───── DATA IN THIS EXERCISE

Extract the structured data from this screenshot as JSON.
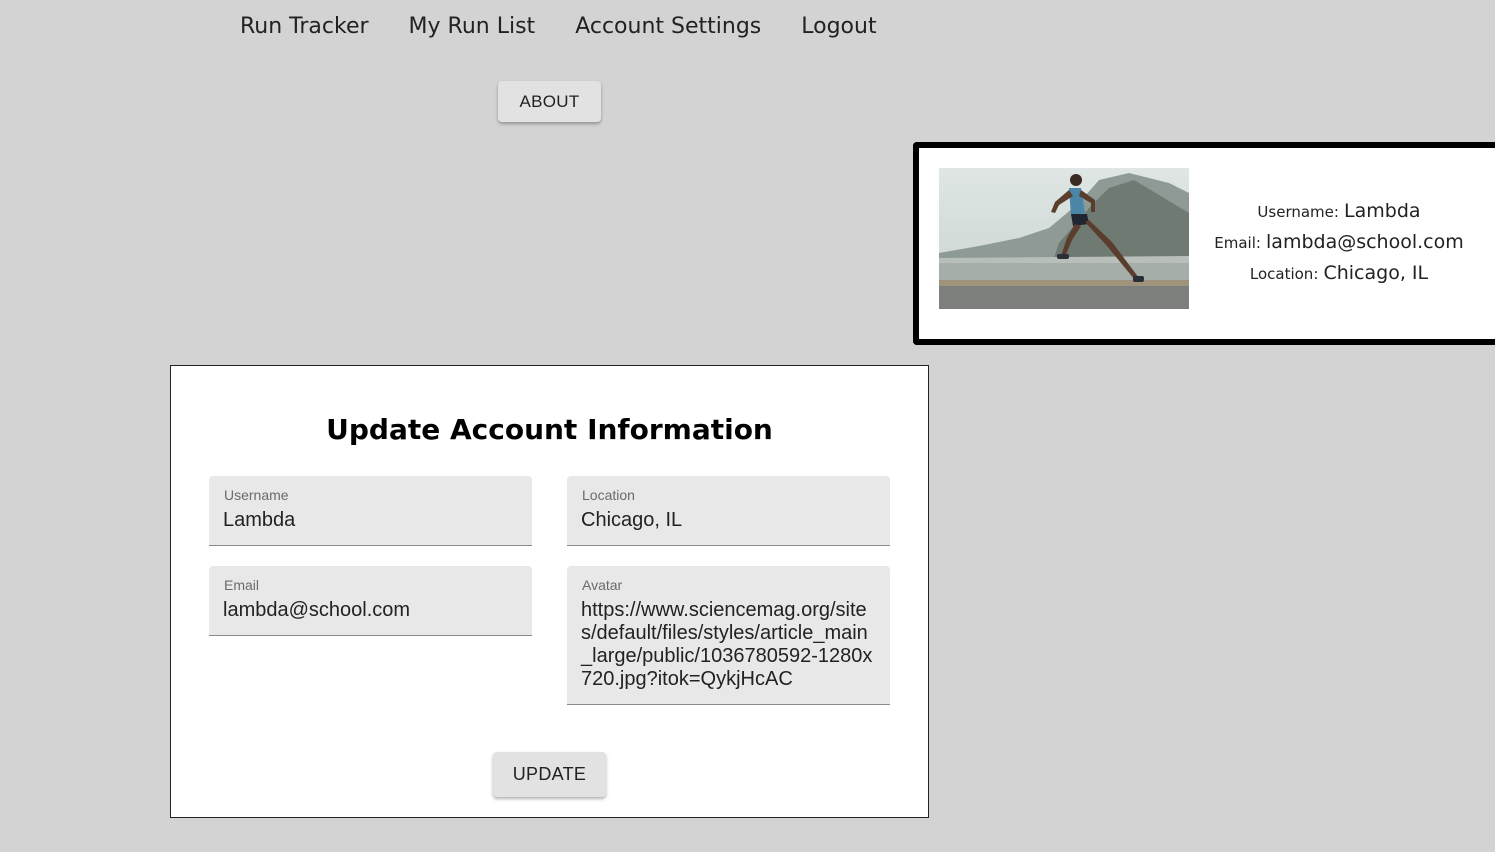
{
  "nav": {
    "items": [
      {
        "label": "Run Tracker"
      },
      {
        "label": "My Run List"
      },
      {
        "label": "Account Settings"
      },
      {
        "label": "Logout"
      }
    ]
  },
  "about_button": {
    "label": "ABOUT"
  },
  "profile": {
    "image_icon": "runner-photo",
    "username_label": "Username:",
    "username": "Lambda",
    "email_label": "Email:",
    "email": "lambda@school.com",
    "location_label": "Location:",
    "location": "Chicago, IL"
  },
  "form": {
    "title": "Update Account Information",
    "username": {
      "label": "Username",
      "value": "Lambda"
    },
    "location": {
      "label": "Location",
      "value": "Chicago, IL"
    },
    "email": {
      "label": "Email",
      "value": "lambda@school.com"
    },
    "avatar": {
      "label": "Avatar",
      "value": "https://www.sciencemag.org/sites/default/files/styles/article_main_large/public/1036780592-1280x720.jpg?itok=QykjHcAC"
    },
    "update_label": "UPDATE"
  }
}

──────────

*THE TASK:* Without the pictures, write out all of the material exactly.

*ANSWER TO THE EXERCISE:*
Extract the structured data from this screenshot as JSON.
{
  "nav": {
    "items": [
      {
        "label": "Run Tracker"
      },
      {
        "label": "My Run List"
      },
      {
        "label": "Account Settings"
      },
      {
        "label": "Logout"
      }
    ]
  },
  "about_button": {
    "label": "ABOUT"
  },
  "profile": {
    "image_icon": "runner-photo",
    "username_label": "Username:",
    "username": "Lambda",
    "email_label": "Email:",
    "email": "lambda@school.com",
    "location_label": "Location:",
    "location": "Chicago, IL"
  },
  "form": {
    "title": "Update Account Information",
    "username": {
      "label": "Username",
      "value": "Lambda"
    },
    "location": {
      "label": "Location",
      "value": "Chicago, IL"
    },
    "email": {
      "label": "Email",
      "value": "lambda@school.com"
    },
    "avatar": {
      "label": "Avatar",
      "value": "https://www.sciencemag.org/sites/default/files/styles/article_main_large/public/1036780592-1280x720.jpg?itok=QykjHcAC"
    },
    "update_label": "UPDATE"
  }
}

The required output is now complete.